━━ INPUT FOR THIS TASK ━━

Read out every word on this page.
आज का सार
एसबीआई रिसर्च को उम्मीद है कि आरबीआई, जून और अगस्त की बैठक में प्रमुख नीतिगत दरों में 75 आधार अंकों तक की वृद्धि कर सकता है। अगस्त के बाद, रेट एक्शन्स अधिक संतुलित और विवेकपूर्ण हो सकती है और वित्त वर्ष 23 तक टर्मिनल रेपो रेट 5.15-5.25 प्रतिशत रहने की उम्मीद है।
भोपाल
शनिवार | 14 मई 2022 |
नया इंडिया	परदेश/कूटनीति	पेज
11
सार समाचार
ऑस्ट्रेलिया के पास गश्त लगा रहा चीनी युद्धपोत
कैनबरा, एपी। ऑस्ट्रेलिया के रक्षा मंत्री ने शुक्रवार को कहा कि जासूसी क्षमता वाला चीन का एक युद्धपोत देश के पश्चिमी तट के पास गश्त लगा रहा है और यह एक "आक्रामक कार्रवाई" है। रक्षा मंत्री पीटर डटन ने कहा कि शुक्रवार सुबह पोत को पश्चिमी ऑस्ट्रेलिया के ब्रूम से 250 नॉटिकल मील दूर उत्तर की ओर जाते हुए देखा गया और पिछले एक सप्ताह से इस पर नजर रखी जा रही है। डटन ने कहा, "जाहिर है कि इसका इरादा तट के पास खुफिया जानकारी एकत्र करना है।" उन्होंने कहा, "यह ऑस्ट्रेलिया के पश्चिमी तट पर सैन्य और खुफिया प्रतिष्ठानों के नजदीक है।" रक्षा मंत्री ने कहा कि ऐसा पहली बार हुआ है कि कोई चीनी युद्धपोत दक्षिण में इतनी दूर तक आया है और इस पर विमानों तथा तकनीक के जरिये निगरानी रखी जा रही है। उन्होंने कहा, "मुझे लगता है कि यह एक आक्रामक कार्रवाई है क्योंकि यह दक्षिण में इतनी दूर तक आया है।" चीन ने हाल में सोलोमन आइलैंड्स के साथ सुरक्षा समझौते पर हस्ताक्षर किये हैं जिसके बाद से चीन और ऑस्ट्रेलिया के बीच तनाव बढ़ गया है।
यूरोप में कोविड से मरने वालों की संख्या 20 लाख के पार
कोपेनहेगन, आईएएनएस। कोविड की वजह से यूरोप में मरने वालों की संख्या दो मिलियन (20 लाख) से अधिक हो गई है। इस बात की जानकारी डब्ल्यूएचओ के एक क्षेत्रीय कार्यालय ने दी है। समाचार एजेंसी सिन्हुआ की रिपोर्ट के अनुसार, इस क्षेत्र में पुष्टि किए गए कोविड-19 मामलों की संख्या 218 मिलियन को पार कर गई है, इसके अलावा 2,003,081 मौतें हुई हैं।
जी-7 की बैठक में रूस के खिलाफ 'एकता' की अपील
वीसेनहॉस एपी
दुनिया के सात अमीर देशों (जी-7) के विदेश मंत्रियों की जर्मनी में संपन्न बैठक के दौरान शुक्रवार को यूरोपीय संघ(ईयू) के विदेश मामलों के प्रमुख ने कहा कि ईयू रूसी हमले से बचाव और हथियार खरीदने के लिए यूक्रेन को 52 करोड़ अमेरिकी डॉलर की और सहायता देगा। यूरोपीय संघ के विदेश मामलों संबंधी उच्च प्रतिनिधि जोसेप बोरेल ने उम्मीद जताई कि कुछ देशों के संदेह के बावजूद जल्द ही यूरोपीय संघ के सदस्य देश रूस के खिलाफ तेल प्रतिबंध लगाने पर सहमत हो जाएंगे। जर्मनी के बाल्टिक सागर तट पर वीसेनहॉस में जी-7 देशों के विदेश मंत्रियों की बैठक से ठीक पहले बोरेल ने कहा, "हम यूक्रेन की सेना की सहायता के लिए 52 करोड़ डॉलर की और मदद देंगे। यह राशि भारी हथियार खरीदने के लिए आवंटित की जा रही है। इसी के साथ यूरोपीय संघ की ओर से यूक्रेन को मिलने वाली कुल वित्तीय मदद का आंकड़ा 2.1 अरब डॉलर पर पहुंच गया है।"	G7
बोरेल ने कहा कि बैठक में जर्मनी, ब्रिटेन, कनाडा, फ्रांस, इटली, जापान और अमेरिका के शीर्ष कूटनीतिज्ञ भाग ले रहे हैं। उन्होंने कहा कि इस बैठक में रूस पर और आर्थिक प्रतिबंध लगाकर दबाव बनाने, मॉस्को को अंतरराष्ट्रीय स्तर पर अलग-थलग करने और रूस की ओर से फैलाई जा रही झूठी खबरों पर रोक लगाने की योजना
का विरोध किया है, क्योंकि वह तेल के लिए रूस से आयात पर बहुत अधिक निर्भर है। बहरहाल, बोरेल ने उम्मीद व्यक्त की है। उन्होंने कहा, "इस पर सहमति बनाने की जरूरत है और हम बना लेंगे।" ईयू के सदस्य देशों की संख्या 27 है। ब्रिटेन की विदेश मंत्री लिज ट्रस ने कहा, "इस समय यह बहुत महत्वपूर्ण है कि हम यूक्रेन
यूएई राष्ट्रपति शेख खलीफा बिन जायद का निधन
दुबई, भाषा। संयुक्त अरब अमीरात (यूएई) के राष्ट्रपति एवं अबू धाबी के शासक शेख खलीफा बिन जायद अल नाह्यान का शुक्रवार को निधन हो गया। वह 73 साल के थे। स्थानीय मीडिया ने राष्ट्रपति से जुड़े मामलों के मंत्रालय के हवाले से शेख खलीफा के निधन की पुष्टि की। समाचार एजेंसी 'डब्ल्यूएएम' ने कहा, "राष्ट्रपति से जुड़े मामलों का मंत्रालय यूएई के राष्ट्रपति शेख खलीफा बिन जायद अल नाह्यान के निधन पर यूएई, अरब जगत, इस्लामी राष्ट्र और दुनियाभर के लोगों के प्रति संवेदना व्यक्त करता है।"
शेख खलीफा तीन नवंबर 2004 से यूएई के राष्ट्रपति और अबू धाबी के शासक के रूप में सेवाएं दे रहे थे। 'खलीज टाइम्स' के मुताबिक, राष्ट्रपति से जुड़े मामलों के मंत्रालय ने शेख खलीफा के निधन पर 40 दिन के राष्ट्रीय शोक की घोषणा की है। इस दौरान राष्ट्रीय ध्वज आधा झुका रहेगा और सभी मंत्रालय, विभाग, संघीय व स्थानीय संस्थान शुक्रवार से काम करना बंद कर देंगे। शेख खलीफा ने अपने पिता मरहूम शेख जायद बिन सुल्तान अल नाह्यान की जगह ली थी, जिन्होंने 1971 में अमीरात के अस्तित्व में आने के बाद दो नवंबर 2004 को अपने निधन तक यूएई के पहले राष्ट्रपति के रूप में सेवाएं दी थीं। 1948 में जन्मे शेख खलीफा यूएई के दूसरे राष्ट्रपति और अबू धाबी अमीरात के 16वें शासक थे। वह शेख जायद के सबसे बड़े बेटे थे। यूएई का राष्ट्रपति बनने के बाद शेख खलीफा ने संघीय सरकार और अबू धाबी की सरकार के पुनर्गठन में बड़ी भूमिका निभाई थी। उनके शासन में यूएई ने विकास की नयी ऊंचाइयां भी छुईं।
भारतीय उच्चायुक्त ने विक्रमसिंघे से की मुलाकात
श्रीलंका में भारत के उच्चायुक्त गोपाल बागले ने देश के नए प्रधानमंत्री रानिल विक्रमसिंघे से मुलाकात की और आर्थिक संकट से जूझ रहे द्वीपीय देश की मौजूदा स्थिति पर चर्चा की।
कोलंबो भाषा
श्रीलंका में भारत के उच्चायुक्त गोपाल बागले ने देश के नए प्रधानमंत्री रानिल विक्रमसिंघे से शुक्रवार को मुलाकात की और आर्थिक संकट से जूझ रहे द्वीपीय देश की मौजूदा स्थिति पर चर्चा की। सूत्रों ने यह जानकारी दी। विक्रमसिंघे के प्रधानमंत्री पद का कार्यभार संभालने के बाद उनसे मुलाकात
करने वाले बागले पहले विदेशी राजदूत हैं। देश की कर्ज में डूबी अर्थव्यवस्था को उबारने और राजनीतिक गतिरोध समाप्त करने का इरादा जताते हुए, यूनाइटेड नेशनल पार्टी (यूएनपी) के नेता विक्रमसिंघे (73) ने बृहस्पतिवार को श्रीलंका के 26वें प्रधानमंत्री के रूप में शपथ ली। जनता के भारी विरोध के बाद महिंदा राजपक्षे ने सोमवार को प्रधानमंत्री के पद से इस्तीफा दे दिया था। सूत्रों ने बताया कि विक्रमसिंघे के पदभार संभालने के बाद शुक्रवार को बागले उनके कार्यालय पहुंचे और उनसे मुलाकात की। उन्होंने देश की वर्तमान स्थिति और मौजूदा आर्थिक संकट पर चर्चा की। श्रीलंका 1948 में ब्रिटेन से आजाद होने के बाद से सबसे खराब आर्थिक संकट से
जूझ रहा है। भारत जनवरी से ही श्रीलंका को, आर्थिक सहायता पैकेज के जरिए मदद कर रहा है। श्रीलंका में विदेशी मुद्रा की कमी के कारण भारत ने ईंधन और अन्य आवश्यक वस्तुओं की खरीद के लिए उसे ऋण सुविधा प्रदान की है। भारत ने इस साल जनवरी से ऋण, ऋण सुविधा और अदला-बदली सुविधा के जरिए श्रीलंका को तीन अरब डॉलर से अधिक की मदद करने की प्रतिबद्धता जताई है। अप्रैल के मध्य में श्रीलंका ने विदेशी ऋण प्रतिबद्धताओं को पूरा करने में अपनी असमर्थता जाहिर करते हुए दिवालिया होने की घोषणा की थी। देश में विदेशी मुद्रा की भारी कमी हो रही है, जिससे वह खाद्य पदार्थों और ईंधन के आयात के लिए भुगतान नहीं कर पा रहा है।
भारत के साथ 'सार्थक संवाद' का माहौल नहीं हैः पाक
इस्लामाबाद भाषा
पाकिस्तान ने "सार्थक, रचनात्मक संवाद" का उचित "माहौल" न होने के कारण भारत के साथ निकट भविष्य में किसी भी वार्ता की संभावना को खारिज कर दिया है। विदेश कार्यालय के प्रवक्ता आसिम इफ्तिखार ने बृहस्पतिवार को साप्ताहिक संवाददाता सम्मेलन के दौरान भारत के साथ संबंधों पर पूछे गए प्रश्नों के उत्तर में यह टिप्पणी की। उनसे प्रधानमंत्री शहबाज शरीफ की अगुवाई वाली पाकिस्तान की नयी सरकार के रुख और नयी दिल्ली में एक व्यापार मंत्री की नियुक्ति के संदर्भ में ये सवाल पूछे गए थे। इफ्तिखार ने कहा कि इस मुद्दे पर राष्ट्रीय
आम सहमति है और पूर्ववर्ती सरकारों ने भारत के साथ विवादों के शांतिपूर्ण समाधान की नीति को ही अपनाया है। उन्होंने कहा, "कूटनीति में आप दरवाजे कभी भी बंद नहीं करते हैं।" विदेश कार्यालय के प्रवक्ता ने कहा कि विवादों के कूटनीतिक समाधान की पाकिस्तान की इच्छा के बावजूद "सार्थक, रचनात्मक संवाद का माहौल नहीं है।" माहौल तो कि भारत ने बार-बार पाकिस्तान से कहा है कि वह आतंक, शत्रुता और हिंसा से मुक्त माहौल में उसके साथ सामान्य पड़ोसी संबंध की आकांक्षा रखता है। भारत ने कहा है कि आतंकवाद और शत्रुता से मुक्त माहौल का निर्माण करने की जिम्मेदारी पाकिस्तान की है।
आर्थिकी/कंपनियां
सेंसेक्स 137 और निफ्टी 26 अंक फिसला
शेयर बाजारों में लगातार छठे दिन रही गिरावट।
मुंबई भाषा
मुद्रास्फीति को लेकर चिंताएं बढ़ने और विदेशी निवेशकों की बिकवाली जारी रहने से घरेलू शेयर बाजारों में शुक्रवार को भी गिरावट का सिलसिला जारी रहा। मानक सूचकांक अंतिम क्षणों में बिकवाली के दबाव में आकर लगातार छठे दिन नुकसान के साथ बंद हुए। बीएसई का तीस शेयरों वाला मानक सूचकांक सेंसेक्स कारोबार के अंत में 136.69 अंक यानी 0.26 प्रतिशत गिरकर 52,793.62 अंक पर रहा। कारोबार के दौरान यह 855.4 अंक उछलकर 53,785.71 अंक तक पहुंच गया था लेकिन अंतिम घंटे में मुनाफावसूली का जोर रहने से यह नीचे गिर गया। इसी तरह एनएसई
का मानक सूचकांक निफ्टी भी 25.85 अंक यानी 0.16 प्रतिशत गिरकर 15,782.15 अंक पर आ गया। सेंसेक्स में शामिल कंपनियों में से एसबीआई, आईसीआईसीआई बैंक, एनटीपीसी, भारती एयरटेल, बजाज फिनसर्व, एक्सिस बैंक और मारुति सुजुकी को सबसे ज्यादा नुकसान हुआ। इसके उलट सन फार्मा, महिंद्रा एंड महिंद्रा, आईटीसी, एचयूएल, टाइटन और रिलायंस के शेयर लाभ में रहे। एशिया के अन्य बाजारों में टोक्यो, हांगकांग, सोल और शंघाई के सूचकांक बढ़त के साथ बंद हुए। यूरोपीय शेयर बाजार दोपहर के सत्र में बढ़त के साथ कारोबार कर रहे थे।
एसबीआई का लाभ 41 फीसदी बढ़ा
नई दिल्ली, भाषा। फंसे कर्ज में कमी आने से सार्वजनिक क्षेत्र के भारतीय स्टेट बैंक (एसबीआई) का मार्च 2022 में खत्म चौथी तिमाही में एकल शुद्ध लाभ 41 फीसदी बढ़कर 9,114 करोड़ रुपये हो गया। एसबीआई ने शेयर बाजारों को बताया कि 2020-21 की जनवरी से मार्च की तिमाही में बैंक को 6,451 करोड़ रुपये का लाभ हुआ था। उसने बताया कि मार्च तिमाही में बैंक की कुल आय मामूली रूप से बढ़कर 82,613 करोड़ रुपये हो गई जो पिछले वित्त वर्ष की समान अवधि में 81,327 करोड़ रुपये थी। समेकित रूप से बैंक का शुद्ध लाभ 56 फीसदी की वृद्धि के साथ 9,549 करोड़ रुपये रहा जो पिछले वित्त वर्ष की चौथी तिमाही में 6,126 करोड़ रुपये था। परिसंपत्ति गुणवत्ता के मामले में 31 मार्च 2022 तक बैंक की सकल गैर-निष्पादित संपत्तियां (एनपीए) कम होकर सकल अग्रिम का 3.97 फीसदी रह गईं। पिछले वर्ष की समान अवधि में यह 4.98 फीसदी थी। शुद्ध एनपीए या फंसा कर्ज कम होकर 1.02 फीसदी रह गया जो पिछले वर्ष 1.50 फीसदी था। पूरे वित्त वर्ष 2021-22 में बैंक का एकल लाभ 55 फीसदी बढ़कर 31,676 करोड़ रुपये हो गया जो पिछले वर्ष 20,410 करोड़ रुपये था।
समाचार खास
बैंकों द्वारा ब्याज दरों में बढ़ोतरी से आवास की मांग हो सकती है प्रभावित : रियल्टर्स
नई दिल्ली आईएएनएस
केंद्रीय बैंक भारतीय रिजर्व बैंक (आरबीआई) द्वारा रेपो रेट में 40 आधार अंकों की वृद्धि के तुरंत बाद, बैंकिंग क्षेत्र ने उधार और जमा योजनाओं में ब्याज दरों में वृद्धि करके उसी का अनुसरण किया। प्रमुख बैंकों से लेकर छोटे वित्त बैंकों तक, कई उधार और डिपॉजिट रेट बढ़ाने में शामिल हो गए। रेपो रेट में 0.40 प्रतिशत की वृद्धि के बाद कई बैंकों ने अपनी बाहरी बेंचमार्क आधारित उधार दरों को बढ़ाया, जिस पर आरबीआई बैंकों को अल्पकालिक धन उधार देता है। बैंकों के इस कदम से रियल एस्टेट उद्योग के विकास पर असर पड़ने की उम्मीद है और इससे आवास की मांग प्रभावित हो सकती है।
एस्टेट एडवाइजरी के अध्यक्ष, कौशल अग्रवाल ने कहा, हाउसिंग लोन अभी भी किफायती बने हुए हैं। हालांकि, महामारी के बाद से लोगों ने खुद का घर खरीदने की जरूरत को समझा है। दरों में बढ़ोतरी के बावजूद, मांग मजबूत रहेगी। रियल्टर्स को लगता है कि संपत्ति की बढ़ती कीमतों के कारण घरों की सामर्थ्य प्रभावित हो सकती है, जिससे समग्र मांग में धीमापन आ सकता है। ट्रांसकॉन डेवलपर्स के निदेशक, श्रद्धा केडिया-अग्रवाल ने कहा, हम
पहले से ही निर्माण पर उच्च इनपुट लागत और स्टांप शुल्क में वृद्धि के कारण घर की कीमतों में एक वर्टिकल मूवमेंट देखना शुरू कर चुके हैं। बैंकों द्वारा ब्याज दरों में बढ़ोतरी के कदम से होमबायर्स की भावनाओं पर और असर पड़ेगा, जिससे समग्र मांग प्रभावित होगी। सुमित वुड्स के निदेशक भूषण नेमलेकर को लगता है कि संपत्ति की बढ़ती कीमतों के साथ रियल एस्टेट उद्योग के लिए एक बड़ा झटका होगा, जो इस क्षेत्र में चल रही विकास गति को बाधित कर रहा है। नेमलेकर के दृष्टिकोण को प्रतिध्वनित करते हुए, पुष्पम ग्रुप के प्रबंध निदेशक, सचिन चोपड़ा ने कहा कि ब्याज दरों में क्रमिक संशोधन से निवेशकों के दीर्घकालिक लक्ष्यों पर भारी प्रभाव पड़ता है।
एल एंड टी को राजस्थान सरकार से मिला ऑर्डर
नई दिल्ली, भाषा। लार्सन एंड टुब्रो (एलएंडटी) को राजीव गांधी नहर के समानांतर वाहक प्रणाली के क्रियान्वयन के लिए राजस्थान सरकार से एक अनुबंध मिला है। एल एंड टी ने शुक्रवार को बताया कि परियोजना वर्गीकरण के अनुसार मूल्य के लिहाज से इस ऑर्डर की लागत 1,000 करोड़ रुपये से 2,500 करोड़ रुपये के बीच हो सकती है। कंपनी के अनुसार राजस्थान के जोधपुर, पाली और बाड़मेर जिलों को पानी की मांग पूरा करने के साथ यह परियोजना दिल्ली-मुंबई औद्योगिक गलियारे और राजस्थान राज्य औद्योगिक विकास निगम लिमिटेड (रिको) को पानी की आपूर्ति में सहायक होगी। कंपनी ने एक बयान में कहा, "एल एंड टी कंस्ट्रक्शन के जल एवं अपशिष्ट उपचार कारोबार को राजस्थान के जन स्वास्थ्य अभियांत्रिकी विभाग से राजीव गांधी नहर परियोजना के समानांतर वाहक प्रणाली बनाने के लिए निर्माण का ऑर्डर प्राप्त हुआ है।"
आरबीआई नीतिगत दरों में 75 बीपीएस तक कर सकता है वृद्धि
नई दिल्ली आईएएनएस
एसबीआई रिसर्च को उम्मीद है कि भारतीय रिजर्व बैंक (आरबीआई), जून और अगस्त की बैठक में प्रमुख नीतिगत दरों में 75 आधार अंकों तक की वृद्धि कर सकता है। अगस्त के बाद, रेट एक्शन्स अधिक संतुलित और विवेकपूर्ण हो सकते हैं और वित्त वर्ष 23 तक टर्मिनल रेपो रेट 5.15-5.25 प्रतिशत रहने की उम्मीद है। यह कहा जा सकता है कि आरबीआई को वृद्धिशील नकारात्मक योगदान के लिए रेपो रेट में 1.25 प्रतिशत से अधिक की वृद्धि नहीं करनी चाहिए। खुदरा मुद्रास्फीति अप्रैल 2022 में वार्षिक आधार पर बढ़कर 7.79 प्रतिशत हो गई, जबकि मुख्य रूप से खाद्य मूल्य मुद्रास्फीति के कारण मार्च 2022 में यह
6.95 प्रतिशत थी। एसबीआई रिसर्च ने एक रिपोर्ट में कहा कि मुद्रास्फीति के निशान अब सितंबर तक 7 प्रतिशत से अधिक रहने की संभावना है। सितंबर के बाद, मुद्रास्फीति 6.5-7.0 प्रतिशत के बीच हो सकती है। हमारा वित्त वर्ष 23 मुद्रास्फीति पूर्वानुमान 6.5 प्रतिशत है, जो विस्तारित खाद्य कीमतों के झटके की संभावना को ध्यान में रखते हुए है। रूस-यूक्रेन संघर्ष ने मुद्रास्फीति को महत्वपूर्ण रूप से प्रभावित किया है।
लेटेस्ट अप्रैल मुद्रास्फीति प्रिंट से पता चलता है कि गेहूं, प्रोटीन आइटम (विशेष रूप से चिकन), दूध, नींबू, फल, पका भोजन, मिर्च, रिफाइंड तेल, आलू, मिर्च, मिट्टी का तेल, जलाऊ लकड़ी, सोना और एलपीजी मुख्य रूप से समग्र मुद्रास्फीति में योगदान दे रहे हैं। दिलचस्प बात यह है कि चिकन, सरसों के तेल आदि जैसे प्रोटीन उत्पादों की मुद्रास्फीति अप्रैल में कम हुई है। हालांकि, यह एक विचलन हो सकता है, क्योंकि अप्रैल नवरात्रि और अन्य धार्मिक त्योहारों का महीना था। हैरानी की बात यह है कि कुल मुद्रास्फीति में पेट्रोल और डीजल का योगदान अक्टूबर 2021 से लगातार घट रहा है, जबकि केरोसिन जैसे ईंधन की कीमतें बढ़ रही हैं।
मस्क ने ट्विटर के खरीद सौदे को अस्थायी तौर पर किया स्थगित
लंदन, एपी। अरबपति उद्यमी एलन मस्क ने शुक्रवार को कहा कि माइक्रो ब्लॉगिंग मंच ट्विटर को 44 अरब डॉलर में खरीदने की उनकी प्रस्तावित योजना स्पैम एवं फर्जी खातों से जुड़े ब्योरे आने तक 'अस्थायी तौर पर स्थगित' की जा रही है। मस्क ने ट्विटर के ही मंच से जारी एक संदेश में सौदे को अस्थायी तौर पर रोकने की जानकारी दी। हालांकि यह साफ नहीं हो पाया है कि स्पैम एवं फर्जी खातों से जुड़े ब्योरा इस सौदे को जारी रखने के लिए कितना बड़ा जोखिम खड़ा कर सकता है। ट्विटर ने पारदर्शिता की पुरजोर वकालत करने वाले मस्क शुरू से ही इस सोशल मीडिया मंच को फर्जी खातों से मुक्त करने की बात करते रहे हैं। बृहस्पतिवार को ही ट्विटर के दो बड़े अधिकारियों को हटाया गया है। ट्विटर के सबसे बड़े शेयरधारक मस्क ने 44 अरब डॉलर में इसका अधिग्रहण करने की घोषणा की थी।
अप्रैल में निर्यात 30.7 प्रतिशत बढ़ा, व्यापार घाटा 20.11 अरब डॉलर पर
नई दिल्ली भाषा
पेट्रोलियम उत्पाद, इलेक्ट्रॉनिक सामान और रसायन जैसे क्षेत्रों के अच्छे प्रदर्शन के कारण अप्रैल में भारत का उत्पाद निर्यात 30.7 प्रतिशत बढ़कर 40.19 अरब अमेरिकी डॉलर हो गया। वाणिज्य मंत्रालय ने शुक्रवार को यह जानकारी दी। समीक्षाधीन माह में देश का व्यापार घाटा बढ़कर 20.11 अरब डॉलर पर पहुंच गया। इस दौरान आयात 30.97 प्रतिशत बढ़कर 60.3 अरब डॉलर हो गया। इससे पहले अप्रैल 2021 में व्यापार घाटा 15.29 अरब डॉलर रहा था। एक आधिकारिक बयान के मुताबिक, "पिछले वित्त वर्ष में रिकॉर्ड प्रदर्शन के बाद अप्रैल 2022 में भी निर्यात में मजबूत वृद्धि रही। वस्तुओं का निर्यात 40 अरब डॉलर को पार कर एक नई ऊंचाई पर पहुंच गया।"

━━━

PROBLEM REQUIREMENTS: Note each line of the entries that has "सहमत" in it, and copy those lines.

ANSWER BELOW:
दुनिया के सात अमीर देशों (जी-7) के विदेश मंत्रियों की जर्मनी में संपन्न बैठक के दौरान शुक्रवार को यूरोपीय संघ(ईयू) के विदेश मामलों के प्रमुख ने कहा कि ईयू रूसी हमले से बचाव और हथियार खरीदने के लिए यूक्रेन को 52 करोड़ अमेरिकी डॉलर की और सहायता देगा। यूरोपीय संघ के विदेश मामलों संबंधी उच्च प्रतिनिधि जोसेप बोरेल ने उम्मीद जताई कि कुछ देशों के संदेह के बावजूद जल्द ही यूरोपीय संघ के सदस्य देश रूस के खिलाफ तेल प्रतिबंध लगाने पर सहमत हो जाएंगे। जर्मनी के बाल्टिक सागर तट पर वीसेनहॉस में जी-7 देशों के विदेश मंत्रियों की बैठक से ठीक पहले बोरेल ने कहा, "हम यूक्रेन की सेना की सहायता के लिए 52 करोड़ डॉलर की और मदद देंगे। यह राशि भारी हथियार खरीदने के लिए आवंटित की जा रही है। इसी के साथ यूरोपीय संघ की ओर से यूक्रेन को मिलने वाली कुल वित्तीय मदद का आंकड़ा 2.1 अरब डॉलर पर पहुंच गया है।"	G7
का विरोध किया है, क्योंकि वह तेल के लिए रूस से आयात पर बहुत अधिक निर्भर है। बहरहाल, बोरेल ने उम्मीद व्यक्त की है। उन्होंने कहा, "इस पर सहमति बनाने की जरूरत है और हम बना लेंगे।" ईयू के सदस्य देशों की संख्या 27 है। ब्रिटेन की विदेश मंत्री लिज ट्रस ने कहा, "इस समय यह बहुत महत्वपूर्ण है कि हम यूक्रेन
आम सहमति है और पूर्ववर्ती सरकारों ने भारत के साथ विवादों के शांतिपूर्ण समाधान की नीति को ही अपनाया है। उन्होंने कहा, "कूटनीति में आप दरवाजे कभी भी बंद नहीं करते हैं।" विदेश कार्यालय के प्रवक्ता ने कहा कि विवादों के कूटनीतिक समाधान की पाकिस्तान की इच्छा के बावजूद "सार्थक, रचनात्मक संवाद का माहौल नहीं है।" माहौल तो कि भारत ने बार-बार पाकिस्तान से कहा है कि वह आतंक, शत्रुता और हिंसा से मुक्त माहौल में उसके साथ सामान्य पड़ोसी संबंध की आकांक्षा रखता है। भारत ने कहा है कि आतंकवाद और शत्रुता से मुक्त माहौल का निर्माण करने की जिम्मेदारी पाकिस्तान की है।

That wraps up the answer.